- **THE TASK**
Copy out every record below with complete accuracy.

START DATA RECORDS

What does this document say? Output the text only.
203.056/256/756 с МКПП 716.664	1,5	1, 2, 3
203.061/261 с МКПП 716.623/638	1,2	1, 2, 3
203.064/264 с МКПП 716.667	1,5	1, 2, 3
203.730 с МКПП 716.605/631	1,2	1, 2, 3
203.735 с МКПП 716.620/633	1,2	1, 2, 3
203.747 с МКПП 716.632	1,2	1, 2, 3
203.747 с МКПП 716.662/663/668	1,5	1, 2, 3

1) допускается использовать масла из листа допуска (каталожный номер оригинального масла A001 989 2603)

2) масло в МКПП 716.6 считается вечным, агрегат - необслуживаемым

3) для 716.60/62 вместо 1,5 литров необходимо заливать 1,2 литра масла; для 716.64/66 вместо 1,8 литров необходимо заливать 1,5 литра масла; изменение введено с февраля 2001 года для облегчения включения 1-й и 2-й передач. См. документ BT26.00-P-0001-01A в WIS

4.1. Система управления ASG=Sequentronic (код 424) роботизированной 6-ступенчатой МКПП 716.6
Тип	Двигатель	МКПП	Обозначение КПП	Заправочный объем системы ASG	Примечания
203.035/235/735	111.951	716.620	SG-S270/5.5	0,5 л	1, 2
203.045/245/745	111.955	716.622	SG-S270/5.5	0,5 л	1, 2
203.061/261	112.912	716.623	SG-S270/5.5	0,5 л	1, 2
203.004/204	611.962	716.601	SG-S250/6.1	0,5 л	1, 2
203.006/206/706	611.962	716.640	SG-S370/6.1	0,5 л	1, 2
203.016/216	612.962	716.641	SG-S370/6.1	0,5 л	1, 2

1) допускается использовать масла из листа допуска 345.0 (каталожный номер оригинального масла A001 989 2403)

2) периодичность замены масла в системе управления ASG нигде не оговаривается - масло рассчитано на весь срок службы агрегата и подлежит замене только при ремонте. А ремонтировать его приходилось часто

END DATA RECORDS

- **SOLUTION TO THE PROBLEM**
What does this document say? Output the text only.
203.056/256/756 с МКПП 716.664	1,5	1, 2, 3
203.061/261 с МКПП 716.623/638	1,2	1, 2, 3
203.064/264 с МКПП 716.667	1,5	1, 2, 3
203.730 с МКПП 716.605/631	1,2	1, 2, 3
203.735 с МКПП 716.620/633	1,2	1, 2, 3
203.747 с МКПП 716.632	1,2	1, 2, 3
203.747 с МКПП 716.662/663/668	1,5	1, 2, 3

1) допускается использовать масла из листа допуска (каталожный номер оригинального масла A001 989 2603)

2) масло в МКПП 716.6 считается вечным, агрегат - необслуживаемым

3) для 716.60/62 вместо 1,5 литров необходимо заливать 1,2 литра масла; для 716.64/66 вместо 1,8 литров необходимо заливать 1,5 литра масла; изменение введено с февраля 2001 года для облегчения включения 1-й и 2-й передач. См. документ BT26.00-P-0001-01A в WIS

4.1. Система управления ASG=Sequentronic (код 424) роботизированной 6-ступенчатой МКПП 716.6
Тип	Двигатель	МКПП	Обозначение КПП	Заправочный объем системы ASG	Примечания
203.035/235/735	111.951	716.620	SG-S270/5.5	0,5 л	1, 2
203.045/245/745	111.955	716.622	SG-S270/5.5	0,5 л	1, 2
203.061/261	112.912	716.623	SG-S270/5.5	0,5 л	1, 2
203.004/204	611.962	716.601	SG-S250/6.1	0,5 л	1, 2
203.006/206/706	611.962	716.640	SG-S370/6.1	0,5 л	1, 2
203.016/216	612.962	716.641	SG-S370/6.1	0,5 л	1, 2

1) допускается использовать масла из листа допуска 345.0 (каталожный номер оригинального масла A001 989 2403)

2) периодичность замены масла в системе управления ASG нигде не оговаривается - масло рассчитано на весь срок службы агрегата и подлежит замене только при ремонте. А ремонтировать его приходилось часто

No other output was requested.